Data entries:
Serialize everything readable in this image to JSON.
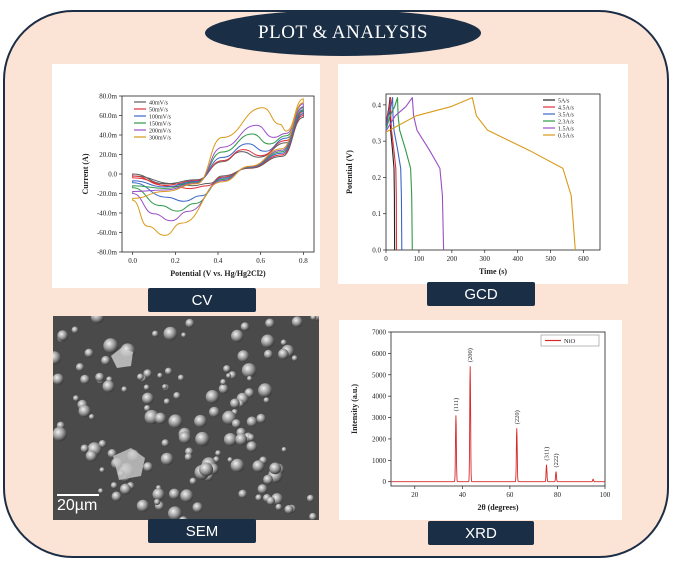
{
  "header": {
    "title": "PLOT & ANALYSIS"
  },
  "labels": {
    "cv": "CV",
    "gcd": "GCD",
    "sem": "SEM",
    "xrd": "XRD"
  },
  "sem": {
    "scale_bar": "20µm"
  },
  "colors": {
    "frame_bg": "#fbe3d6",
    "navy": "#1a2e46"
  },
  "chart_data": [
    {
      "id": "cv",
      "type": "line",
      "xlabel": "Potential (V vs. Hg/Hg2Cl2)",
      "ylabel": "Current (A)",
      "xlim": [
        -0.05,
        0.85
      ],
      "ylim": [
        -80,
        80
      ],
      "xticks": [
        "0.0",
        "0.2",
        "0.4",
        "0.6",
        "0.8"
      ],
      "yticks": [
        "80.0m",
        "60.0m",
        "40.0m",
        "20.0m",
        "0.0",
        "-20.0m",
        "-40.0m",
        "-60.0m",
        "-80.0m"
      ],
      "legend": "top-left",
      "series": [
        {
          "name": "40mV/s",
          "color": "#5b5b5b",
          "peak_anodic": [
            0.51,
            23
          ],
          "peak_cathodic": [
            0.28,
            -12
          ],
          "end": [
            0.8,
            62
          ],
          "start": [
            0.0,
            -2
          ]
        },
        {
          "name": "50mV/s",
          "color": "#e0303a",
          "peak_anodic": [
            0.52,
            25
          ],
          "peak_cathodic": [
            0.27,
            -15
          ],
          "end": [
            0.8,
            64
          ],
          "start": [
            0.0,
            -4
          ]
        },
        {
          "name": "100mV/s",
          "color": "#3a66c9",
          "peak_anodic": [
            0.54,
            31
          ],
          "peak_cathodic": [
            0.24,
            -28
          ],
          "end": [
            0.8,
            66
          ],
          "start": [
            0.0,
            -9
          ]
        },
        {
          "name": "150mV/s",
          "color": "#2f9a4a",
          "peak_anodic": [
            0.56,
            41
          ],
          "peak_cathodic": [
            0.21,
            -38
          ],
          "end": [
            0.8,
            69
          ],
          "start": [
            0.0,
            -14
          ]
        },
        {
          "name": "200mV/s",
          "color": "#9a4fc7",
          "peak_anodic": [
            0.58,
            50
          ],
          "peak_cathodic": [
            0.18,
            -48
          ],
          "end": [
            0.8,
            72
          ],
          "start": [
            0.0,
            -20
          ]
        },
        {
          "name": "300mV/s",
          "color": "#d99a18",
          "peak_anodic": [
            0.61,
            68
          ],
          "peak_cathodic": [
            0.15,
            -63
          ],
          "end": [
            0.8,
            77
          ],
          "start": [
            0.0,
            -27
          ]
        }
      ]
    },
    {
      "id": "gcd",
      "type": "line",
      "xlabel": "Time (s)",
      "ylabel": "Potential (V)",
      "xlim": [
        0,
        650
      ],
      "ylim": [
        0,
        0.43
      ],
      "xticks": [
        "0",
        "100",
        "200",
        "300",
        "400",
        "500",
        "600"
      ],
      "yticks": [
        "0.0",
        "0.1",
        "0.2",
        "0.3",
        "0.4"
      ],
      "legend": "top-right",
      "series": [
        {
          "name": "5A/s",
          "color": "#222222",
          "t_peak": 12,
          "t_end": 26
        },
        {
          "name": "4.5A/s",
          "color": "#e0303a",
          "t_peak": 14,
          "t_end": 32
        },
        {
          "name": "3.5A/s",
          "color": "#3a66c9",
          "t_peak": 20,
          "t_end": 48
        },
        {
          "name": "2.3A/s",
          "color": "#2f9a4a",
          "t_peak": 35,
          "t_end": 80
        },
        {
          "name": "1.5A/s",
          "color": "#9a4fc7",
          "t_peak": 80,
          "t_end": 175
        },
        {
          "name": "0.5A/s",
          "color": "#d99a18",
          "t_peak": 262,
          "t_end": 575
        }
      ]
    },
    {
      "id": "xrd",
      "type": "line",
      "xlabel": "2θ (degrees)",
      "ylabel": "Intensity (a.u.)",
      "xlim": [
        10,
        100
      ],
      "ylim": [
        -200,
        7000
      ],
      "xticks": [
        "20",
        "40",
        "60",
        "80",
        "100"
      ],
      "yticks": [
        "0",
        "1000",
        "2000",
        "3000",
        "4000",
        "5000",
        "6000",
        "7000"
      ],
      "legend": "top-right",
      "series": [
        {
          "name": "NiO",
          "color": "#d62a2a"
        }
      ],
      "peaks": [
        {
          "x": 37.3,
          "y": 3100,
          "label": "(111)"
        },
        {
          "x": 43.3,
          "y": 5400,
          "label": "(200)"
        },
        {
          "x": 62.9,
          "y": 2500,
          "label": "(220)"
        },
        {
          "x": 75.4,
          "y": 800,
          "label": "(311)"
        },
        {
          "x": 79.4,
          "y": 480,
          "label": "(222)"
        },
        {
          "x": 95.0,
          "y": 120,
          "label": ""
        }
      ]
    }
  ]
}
---
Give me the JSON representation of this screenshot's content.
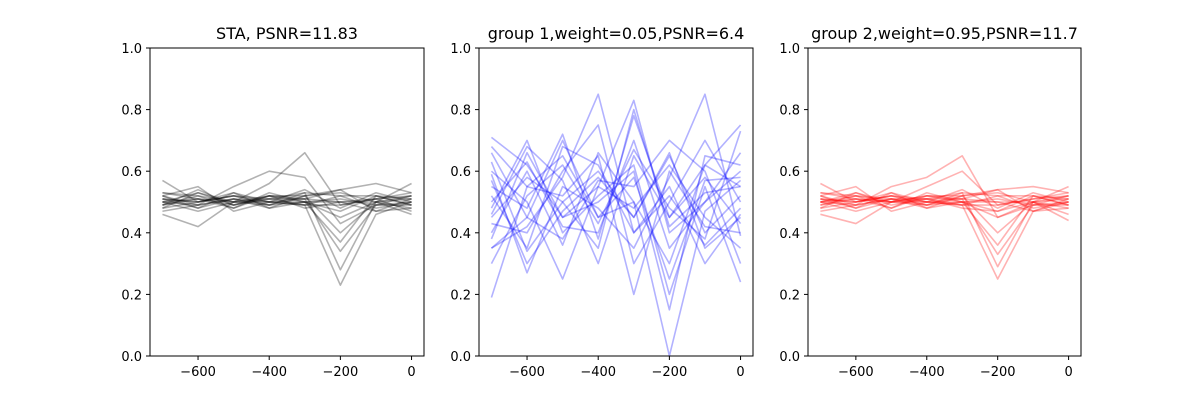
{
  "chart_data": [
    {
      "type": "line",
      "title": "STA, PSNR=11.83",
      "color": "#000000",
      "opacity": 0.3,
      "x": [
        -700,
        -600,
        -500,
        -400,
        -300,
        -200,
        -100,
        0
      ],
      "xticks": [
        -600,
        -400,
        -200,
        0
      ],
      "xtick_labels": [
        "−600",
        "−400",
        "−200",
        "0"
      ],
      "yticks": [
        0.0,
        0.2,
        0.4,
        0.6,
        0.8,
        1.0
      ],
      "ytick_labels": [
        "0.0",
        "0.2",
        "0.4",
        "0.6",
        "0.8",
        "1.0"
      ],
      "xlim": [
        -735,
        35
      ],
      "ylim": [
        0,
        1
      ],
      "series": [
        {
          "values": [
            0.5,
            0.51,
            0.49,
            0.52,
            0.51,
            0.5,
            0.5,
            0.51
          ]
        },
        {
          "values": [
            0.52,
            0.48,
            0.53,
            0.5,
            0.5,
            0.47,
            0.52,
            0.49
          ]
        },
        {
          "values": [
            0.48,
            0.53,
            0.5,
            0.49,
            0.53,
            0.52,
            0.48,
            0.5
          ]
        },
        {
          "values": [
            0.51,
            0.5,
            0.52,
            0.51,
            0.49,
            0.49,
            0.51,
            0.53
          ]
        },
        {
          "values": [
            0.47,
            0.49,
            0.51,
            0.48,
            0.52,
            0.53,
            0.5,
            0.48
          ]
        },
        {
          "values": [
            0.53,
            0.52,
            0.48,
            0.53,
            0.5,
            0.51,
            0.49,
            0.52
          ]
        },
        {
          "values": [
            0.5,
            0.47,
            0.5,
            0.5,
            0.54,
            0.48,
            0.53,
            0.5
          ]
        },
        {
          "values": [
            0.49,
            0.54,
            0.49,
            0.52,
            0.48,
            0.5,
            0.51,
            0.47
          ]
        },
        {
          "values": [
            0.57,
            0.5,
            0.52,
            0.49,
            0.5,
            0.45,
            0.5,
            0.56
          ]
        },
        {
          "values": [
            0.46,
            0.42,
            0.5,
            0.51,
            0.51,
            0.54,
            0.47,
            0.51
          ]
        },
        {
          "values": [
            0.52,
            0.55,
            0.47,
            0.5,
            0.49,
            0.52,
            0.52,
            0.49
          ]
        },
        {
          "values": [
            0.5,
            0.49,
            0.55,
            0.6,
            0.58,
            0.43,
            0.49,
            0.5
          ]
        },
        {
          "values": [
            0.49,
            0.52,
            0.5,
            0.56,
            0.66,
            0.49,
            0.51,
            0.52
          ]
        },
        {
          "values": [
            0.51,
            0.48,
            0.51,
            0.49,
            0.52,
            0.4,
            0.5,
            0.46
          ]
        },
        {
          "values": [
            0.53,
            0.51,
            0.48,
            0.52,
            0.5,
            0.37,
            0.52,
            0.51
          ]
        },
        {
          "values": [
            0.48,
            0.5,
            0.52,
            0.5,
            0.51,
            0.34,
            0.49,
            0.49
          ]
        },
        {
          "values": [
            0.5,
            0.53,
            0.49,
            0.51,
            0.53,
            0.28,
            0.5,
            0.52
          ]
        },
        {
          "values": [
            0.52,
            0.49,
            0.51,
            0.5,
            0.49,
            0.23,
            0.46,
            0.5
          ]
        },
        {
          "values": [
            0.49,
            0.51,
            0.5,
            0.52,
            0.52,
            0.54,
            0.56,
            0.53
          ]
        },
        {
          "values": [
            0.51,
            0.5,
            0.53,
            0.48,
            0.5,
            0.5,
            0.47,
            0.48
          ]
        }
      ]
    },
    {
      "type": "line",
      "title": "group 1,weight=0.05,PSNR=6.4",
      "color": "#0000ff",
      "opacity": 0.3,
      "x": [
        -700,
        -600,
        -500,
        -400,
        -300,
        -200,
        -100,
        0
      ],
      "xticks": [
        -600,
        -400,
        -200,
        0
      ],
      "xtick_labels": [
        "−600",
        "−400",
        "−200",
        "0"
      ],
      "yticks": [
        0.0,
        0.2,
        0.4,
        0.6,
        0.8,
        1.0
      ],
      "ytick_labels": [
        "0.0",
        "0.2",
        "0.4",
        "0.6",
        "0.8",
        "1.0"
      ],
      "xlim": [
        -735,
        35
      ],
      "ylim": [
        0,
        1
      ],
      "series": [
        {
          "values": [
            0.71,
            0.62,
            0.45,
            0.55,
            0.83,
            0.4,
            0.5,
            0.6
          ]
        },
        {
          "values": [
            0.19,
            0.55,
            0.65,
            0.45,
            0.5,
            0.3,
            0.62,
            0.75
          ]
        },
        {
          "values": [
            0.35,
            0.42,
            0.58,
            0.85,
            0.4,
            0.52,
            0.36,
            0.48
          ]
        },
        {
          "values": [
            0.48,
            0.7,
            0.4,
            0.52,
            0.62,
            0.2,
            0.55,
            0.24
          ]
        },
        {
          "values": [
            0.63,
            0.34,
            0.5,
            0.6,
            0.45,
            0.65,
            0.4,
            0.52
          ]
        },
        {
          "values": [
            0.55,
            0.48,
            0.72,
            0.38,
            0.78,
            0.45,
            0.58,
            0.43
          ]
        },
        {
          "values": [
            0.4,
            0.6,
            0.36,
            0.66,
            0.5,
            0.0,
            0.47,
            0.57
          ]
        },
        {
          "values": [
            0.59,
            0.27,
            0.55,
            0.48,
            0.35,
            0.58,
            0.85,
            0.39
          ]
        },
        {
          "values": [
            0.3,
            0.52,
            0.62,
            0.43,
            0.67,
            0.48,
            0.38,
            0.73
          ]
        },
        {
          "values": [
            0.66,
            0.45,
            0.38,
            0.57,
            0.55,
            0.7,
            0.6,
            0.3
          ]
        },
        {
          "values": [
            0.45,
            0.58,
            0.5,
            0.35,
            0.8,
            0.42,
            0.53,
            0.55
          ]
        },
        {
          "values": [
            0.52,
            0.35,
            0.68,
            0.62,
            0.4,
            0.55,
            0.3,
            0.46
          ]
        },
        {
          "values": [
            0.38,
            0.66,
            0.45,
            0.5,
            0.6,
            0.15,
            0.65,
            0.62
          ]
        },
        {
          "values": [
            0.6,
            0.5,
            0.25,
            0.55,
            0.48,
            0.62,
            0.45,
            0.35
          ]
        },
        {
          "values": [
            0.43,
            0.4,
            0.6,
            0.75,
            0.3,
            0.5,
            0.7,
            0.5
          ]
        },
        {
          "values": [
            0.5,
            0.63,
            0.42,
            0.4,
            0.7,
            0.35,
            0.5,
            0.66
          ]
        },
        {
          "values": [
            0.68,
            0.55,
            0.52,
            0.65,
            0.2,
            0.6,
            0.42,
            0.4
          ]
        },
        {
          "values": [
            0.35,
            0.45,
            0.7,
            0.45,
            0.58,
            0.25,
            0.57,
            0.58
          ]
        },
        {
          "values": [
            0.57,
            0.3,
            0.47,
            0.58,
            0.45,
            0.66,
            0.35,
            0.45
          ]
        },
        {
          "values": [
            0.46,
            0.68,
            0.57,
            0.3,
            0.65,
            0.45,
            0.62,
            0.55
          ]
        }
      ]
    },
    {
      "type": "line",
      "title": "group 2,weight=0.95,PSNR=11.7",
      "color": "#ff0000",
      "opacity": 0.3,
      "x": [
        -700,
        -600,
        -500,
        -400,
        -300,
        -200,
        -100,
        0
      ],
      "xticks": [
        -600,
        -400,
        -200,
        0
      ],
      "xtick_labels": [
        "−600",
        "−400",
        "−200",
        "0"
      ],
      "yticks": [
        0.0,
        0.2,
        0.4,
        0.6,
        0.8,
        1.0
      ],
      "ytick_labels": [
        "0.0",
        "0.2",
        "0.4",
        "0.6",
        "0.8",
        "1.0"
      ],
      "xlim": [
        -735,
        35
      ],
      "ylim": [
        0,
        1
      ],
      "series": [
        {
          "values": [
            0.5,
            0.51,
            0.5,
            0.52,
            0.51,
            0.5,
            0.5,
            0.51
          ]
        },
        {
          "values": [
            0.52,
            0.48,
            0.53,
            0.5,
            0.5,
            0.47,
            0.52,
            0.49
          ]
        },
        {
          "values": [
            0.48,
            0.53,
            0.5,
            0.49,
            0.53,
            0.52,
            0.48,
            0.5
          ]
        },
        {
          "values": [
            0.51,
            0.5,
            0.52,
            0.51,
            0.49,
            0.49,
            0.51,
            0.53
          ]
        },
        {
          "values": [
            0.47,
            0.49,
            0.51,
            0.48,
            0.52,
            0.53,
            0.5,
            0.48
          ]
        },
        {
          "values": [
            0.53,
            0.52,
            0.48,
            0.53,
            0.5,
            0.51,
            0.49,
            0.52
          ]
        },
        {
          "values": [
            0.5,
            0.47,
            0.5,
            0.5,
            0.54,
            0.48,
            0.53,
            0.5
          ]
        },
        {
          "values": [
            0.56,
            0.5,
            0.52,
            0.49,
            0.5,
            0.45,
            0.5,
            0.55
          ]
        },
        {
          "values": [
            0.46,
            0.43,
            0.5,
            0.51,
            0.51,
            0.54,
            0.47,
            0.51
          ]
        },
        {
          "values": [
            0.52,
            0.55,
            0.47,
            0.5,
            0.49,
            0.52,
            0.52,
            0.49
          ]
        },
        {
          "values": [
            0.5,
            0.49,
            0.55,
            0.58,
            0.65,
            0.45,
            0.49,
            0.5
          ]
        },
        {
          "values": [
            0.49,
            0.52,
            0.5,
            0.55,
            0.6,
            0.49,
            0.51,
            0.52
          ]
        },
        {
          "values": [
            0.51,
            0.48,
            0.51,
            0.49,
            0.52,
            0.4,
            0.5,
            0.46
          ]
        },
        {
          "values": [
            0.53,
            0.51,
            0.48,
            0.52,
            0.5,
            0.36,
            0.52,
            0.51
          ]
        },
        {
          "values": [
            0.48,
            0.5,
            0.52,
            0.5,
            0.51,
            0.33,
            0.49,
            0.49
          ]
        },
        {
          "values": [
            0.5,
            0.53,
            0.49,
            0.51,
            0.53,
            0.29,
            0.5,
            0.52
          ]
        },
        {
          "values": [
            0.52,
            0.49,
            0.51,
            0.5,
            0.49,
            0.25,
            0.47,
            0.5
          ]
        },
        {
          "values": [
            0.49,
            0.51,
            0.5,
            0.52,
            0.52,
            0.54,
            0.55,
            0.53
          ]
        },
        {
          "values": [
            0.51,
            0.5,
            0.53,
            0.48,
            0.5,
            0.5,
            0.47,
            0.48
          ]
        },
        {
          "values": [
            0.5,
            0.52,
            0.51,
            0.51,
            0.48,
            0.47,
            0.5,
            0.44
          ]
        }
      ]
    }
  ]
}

Short exercise: Pick out, from the lines above, every one that contains the string "PSNR".

Exercise response:
      "title": "STA, PSNR=11.83",
      "title": "group 1,weight=0.05,PSNR=6.4",
      "title": "group 2,weight=0.95,PSNR=11.7",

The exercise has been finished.